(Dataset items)
^^^^^^^^
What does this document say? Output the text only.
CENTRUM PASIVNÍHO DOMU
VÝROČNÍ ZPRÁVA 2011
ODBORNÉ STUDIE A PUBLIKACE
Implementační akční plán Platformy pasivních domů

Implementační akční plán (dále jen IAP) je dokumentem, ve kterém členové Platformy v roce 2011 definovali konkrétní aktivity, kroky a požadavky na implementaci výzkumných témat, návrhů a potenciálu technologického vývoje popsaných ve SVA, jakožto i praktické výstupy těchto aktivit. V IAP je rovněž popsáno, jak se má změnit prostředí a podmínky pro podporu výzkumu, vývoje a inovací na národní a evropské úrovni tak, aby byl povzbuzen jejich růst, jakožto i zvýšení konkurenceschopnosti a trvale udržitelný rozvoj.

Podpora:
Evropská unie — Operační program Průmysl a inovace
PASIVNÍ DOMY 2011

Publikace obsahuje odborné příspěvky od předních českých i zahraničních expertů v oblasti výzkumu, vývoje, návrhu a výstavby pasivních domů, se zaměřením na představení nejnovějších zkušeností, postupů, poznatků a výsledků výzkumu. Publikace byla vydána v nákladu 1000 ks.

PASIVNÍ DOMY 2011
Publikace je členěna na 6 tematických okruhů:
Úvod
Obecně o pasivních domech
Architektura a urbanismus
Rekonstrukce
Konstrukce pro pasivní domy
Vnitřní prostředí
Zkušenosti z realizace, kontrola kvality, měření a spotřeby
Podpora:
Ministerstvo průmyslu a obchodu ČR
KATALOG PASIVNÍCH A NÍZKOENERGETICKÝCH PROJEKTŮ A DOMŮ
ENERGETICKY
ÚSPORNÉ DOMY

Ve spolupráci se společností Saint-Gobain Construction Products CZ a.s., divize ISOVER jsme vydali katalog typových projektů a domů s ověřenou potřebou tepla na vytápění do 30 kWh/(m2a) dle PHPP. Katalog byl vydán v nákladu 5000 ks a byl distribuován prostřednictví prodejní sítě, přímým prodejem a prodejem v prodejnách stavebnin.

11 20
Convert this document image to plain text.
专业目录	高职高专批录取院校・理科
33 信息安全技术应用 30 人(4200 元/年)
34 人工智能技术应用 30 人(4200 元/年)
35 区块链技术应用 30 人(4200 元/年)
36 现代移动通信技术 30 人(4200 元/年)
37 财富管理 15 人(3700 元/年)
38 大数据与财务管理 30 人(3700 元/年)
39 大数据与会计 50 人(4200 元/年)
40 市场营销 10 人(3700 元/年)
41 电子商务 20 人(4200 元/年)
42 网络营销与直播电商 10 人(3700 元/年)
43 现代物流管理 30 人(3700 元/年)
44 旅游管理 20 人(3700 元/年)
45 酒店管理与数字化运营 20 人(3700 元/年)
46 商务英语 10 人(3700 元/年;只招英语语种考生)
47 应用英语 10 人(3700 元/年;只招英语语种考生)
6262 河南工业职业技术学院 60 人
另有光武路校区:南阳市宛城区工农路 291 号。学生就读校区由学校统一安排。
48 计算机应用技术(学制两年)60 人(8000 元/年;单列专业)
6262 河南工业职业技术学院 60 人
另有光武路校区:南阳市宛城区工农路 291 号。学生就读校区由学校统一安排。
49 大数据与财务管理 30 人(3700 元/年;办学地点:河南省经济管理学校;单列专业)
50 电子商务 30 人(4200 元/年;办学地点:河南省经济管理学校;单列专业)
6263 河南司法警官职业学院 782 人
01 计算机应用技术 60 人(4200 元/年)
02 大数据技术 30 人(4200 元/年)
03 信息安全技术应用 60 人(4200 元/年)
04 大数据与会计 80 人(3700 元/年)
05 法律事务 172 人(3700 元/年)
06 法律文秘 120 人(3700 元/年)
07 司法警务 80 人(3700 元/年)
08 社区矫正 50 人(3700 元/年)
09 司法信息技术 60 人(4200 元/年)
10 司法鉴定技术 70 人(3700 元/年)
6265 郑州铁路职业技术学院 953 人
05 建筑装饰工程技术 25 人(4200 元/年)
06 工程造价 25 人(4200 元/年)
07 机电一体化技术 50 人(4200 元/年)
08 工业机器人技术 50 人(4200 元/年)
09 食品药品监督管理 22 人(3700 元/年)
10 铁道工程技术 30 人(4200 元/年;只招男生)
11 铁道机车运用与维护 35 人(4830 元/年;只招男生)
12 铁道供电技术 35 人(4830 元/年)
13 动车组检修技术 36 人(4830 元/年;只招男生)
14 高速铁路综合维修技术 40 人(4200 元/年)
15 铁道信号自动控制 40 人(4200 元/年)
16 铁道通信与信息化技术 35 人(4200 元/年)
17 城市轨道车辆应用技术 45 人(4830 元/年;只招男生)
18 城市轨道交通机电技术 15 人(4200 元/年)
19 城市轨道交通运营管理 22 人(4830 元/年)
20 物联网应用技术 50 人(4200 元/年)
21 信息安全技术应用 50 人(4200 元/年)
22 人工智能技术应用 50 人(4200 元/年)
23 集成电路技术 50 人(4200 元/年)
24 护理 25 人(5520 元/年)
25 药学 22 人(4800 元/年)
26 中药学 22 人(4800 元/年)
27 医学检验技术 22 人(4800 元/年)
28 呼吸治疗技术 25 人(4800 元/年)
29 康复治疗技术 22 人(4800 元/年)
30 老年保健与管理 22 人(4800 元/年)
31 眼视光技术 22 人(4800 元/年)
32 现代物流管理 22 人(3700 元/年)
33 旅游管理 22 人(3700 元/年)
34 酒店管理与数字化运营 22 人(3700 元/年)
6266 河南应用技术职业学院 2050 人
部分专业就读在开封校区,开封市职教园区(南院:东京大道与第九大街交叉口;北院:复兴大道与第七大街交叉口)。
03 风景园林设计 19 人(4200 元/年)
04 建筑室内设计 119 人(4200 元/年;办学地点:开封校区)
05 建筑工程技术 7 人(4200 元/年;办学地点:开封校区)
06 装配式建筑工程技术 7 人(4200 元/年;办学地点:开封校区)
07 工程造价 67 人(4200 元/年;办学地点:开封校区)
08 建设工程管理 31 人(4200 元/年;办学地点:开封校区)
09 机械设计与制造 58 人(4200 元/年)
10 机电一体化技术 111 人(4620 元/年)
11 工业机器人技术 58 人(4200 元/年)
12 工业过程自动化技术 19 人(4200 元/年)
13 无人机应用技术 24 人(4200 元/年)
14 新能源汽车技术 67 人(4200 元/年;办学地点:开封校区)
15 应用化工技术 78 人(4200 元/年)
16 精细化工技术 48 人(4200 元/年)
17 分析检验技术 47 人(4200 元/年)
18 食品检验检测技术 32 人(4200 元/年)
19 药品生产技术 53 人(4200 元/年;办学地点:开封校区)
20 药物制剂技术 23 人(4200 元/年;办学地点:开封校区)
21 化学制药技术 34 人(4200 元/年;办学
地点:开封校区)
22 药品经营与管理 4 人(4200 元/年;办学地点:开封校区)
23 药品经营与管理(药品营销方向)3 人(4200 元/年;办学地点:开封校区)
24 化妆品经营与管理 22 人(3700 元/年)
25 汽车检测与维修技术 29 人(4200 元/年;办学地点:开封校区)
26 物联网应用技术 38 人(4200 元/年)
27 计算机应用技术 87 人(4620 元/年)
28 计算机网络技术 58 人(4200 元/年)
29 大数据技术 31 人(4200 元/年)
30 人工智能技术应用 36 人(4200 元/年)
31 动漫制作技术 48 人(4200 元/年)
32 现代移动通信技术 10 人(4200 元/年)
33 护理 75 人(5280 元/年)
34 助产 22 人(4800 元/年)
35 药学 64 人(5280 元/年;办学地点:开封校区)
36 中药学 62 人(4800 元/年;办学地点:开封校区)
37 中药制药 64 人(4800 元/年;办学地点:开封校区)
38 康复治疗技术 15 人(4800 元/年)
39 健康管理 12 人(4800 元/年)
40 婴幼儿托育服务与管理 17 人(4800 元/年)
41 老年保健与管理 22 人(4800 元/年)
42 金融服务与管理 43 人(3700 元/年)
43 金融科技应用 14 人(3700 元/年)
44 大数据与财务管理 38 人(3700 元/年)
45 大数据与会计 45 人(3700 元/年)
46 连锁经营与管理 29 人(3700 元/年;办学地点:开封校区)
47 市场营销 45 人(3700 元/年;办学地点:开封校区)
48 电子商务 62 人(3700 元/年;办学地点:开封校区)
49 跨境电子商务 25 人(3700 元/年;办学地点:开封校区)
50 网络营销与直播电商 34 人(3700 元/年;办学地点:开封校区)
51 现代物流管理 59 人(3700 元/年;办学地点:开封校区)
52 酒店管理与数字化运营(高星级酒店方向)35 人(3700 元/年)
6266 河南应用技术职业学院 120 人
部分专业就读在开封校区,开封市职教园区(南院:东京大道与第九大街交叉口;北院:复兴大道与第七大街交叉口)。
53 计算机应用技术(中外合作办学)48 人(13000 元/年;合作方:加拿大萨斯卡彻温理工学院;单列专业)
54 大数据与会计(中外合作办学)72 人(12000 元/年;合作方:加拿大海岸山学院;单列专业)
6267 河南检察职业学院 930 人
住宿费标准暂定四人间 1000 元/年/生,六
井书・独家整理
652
^^^^^^^^
WRITTEN REQUEST: Each line in the listing above either holds the string "老年保健与管理" or does not; state how many do, giving the number only.

OUTPUT: 2